What needs to be done:
Determine the number of lines containing the word "Data". Reply with it and nothing else.

Extracted records

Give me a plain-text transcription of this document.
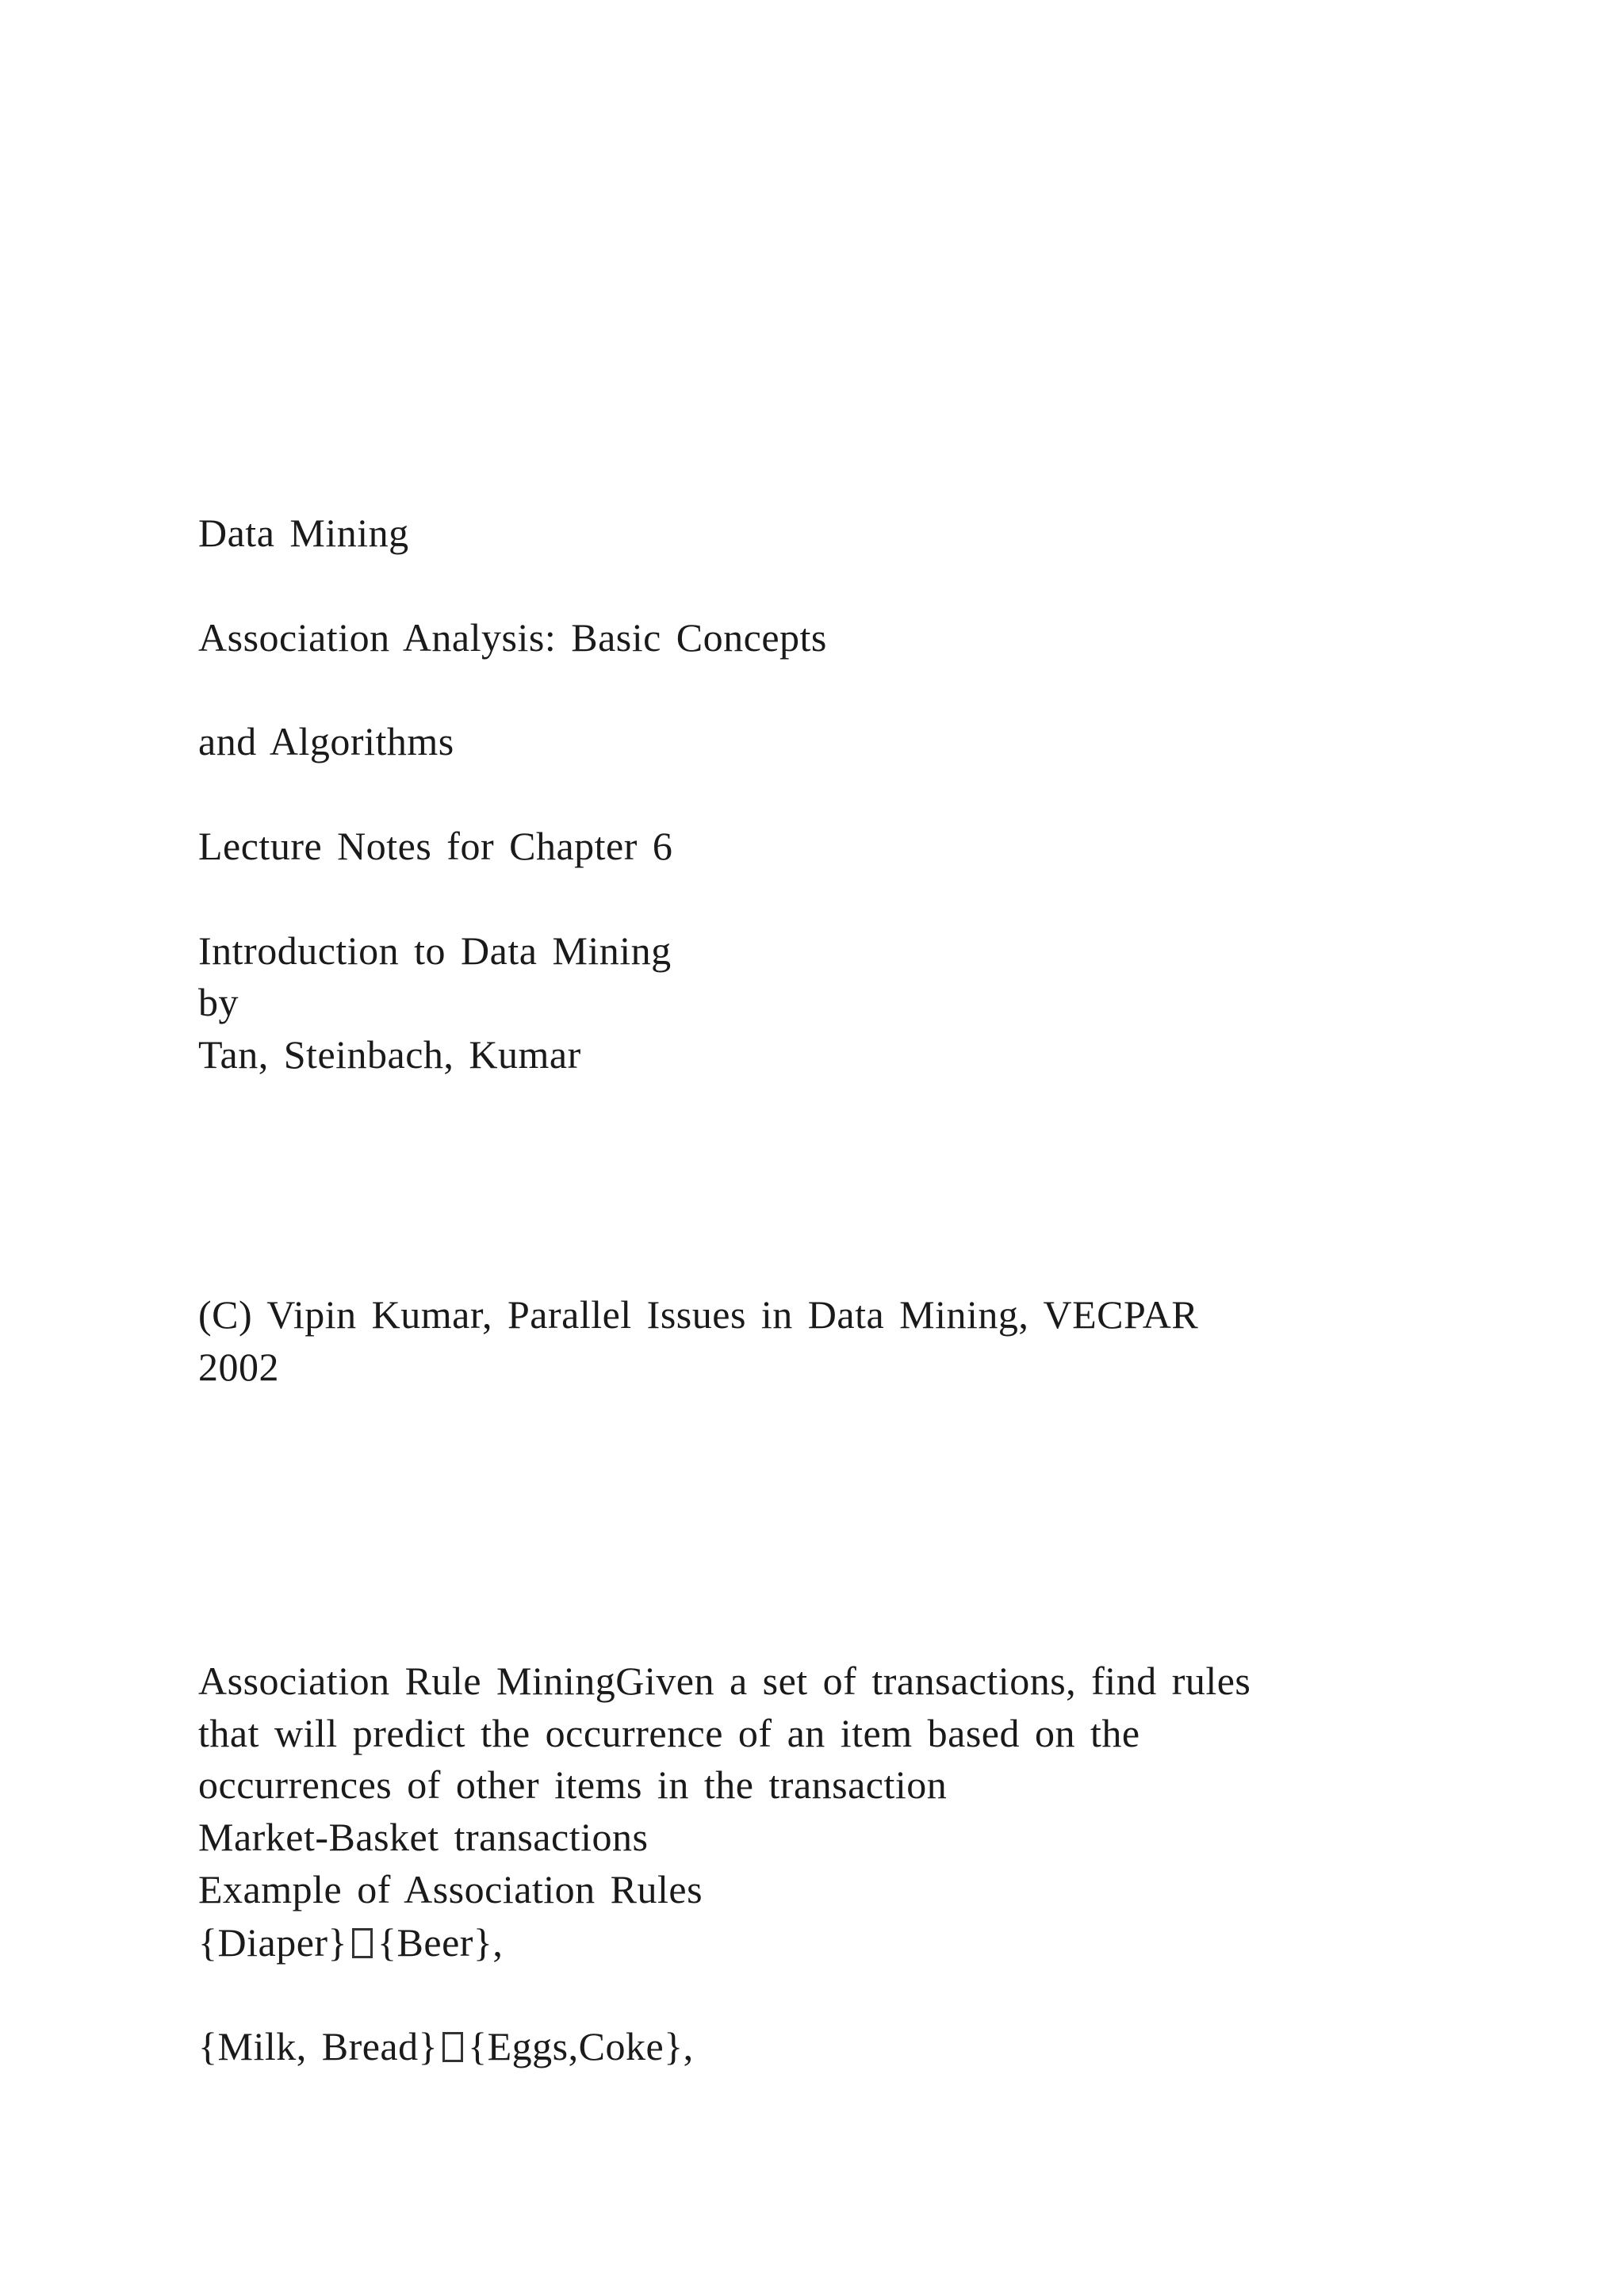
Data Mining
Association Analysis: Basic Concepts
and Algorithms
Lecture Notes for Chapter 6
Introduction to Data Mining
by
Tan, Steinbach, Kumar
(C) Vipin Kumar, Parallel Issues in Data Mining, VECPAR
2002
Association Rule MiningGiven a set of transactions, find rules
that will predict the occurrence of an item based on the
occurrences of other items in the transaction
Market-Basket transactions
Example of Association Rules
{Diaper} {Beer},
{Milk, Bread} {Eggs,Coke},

Answer:
3